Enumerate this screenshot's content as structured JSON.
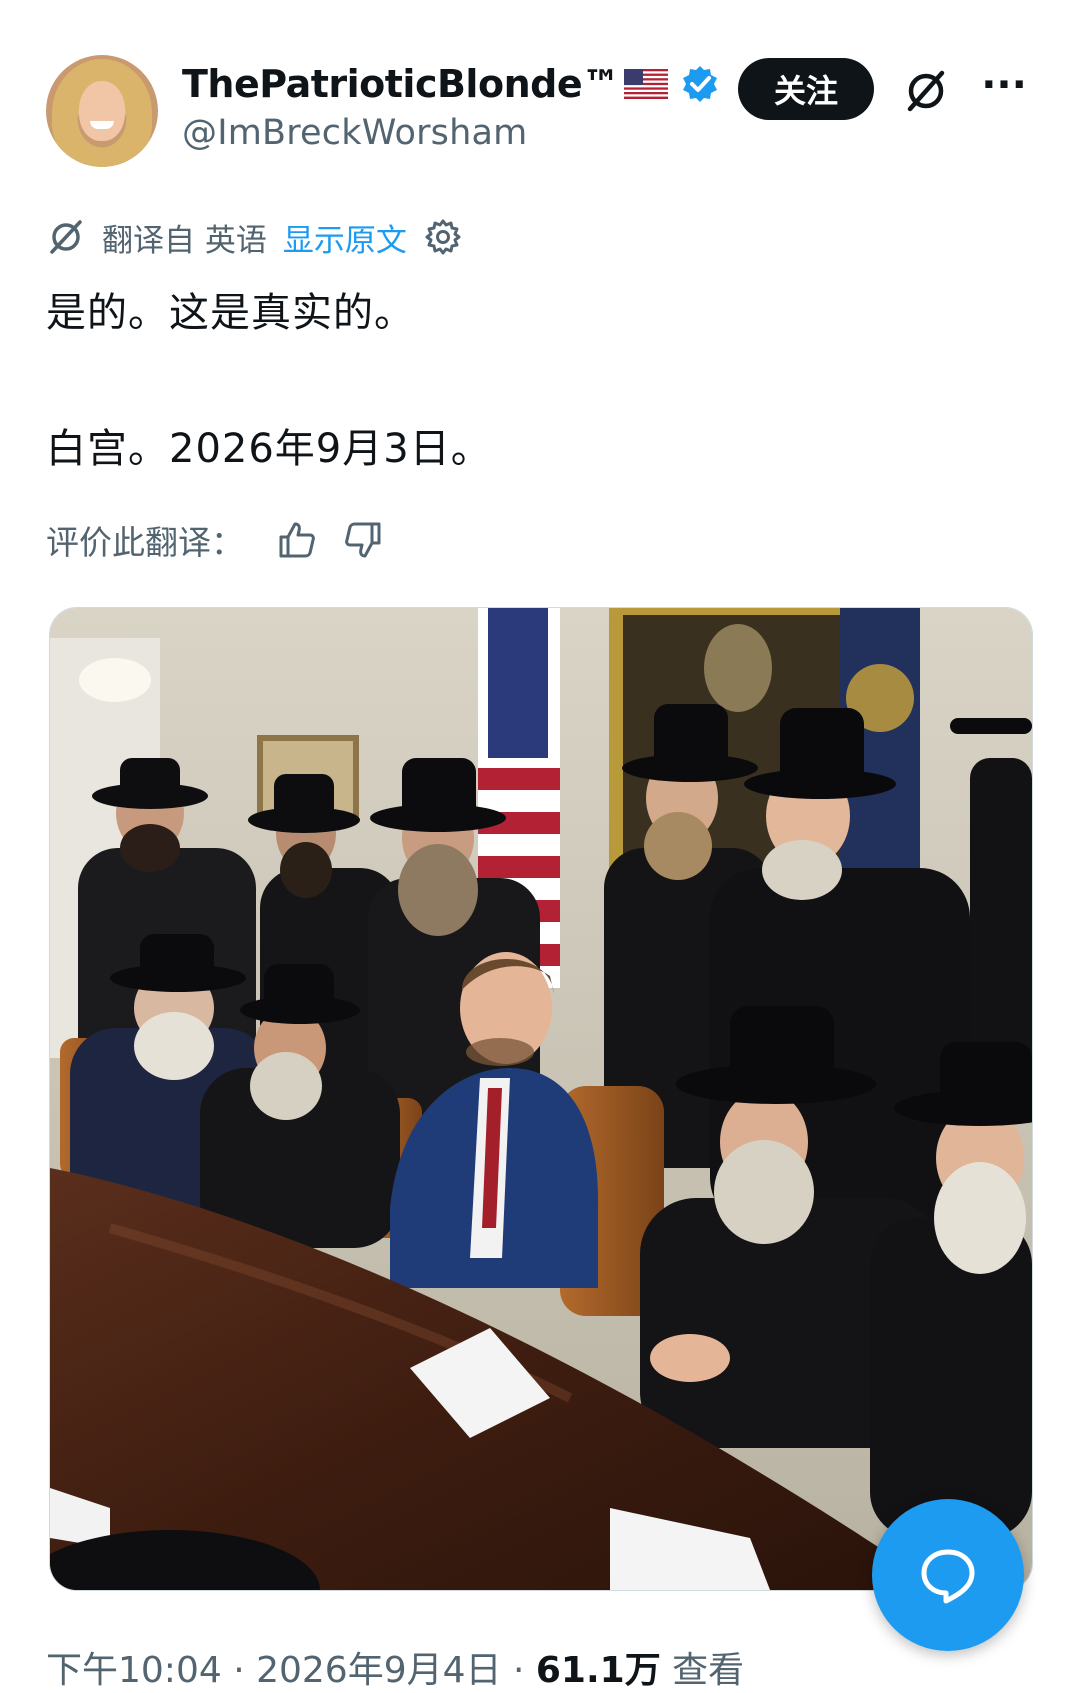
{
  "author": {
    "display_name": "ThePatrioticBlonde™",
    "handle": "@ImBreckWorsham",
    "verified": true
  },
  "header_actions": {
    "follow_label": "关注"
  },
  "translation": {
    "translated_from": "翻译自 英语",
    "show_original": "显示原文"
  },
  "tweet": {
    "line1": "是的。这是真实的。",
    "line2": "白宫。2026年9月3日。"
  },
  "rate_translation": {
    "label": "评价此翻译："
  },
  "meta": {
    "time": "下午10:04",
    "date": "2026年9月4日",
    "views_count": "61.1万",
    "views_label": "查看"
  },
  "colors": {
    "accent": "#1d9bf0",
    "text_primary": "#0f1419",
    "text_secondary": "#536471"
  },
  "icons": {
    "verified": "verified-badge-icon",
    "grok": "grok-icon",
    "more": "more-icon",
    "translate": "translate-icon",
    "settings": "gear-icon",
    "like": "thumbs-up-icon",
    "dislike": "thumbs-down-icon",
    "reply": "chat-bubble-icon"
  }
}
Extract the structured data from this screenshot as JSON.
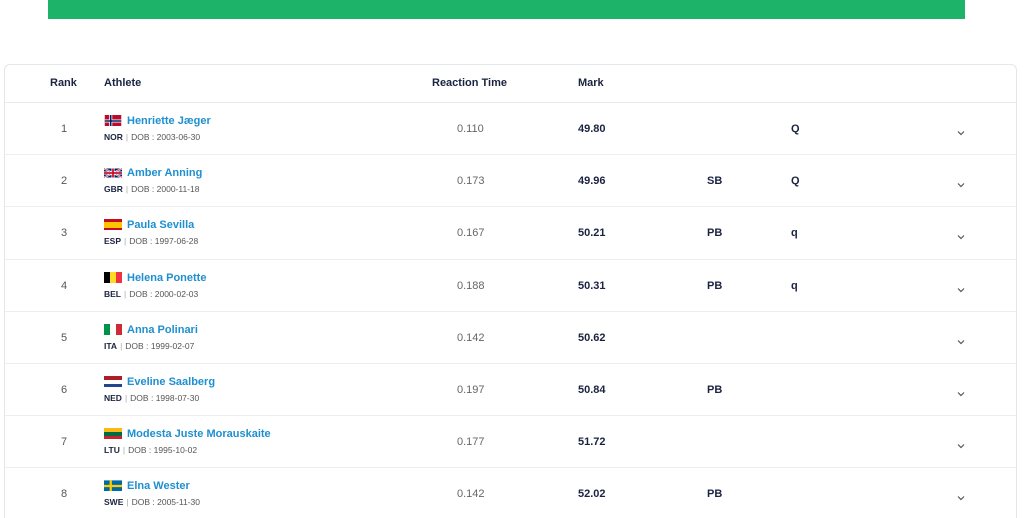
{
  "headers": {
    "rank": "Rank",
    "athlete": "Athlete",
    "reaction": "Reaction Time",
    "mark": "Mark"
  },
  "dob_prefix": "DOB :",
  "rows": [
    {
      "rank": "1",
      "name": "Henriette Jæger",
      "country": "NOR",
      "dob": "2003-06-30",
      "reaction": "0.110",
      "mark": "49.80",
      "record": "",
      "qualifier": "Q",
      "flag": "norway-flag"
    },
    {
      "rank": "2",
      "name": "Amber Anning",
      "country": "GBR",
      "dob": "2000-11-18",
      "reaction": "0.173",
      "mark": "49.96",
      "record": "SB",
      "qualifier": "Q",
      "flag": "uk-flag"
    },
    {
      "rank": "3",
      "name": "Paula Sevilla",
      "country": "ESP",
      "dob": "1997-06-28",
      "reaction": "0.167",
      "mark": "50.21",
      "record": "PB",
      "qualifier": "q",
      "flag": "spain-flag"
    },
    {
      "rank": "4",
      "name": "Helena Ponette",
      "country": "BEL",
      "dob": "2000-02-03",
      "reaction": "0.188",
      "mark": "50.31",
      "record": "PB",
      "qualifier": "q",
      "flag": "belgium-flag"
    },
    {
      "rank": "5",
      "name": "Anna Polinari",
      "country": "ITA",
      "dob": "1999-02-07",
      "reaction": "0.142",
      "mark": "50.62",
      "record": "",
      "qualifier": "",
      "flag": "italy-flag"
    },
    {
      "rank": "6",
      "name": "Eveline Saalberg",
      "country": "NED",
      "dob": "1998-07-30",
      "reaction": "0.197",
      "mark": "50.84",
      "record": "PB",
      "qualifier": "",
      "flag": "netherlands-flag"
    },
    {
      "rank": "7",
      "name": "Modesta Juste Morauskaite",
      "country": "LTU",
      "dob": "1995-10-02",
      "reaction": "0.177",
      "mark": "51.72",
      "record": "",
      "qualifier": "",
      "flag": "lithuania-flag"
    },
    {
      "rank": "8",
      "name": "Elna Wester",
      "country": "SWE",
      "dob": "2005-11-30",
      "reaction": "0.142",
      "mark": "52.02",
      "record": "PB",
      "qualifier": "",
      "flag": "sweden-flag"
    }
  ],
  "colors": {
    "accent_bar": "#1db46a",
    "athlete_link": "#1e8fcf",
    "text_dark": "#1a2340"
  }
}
.....
Request: Omit every picture, then reproduce the rest of the listing exactly.

Problem solution:
Enumerate this screenshot's content as structured JSON.
{
  "author": {
    "display_name": "ThePatrioticBlonde™",
    "handle": "@ImBreckWorsham",
    "verified": true
  },
  "header_actions": {
    "follow_label": "关注"
  },
  "translation": {
    "translated_from": "翻译自 英语",
    "show_original": "显示原文"
  },
  "tweet": {
    "line1": "是的。这是真实的。",
    "line2": "白宫。2026年9月3日。"
  },
  "rate_translation": {
    "label": "评价此翻译："
  },
  "meta": {
    "time": "下午10:04",
    "date": "2026年9月4日",
    "views_count": "61.1万",
    "views_label": "查看"
  },
  "colors": {
    "accent": "#1d9bf0",
    "text_primary": "#0f1419",
    "text_secondary": "#536471"
  },
  "icons": {
    "verified": "verified-badge-icon",
    "grok": "grok-icon",
    "more": "more-icon",
    "translate": "translate-icon",
    "settings": "gear-icon",
    "like": "thumbs-up-icon",
    "dislike": "thumbs-down-icon",
    "reply": "chat-bubble-icon"
  }
}
Extract the structured data from this screenshot as JSON.
{
  "headers": {
    "rank": "Rank",
    "athlete": "Athlete",
    "reaction": "Reaction Time",
    "mark": "Mark"
  },
  "dob_prefix": "DOB :",
  "rows": [
    {
      "rank": "1",
      "name": "Henriette Jæger",
      "country": "NOR",
      "dob": "2003-06-30",
      "reaction": "0.110",
      "mark": "49.80",
      "record": "",
      "qualifier": "Q",
      "flag": "norway-flag"
    },
    {
      "rank": "2",
      "name": "Amber Anning",
      "country": "GBR",
      "dob": "2000-11-18",
      "reaction": "0.173",
      "mark": "49.96",
      "record": "SB",
      "qualifier": "Q",
      "flag": "uk-flag"
    },
    {
      "rank": "3",
      "name": "Paula Sevilla",
      "country": "ESP",
      "dob": "1997-06-28",
      "reaction": "0.167",
      "mark": "50.21",
      "record": "PB",
      "qualifier": "q",
      "flag": "spain-flag"
    },
    {
      "rank": "4",
      "name": "Helena Ponette",
      "country": "BEL",
      "dob": "2000-02-03",
      "reaction": "0.188",
      "mark": "50.31",
      "record": "PB",
      "qualifier": "q",
      "flag": "belgium-flag"
    },
    {
      "rank": "5",
      "name": "Anna Polinari",
      "country": "ITA",
      "dob": "1999-02-07",
      "reaction": "0.142",
      "mark": "50.62",
      "record": "",
      "qualifier": "",
      "flag": "italy-flag"
    },
    {
      "rank": "6",
      "name": "Eveline Saalberg",
      "country": "NED",
      "dob": "1998-07-30",
      "reaction": "0.197",
      "mark": "50.84",
      "record": "PB",
      "qualifier": "",
      "flag": "netherlands-flag"
    },
    {
      "rank": "7",
      "name": "Modesta Juste Morauskaite",
      "country": "LTU",
      "dob": "1995-10-02",
      "reaction": "0.177",
      "mark": "51.72",
      "record": "",
      "qualifier": "",
      "flag": "lithuania-flag"
    },
    {
      "rank": "8",
      "name": "Elna Wester",
      "country": "SWE",
      "dob": "2005-11-30",
      "reaction": "0.142",
      "mark": "52.02",
      "record": "PB",
      "qualifier": "",
      "flag": "sweden-flag"
    }
  ],
  "colors": {
    "accent_bar": "#1db46a",
    "athlete_link": "#1e8fcf",
    "text_dark": "#1a2340"
  }
}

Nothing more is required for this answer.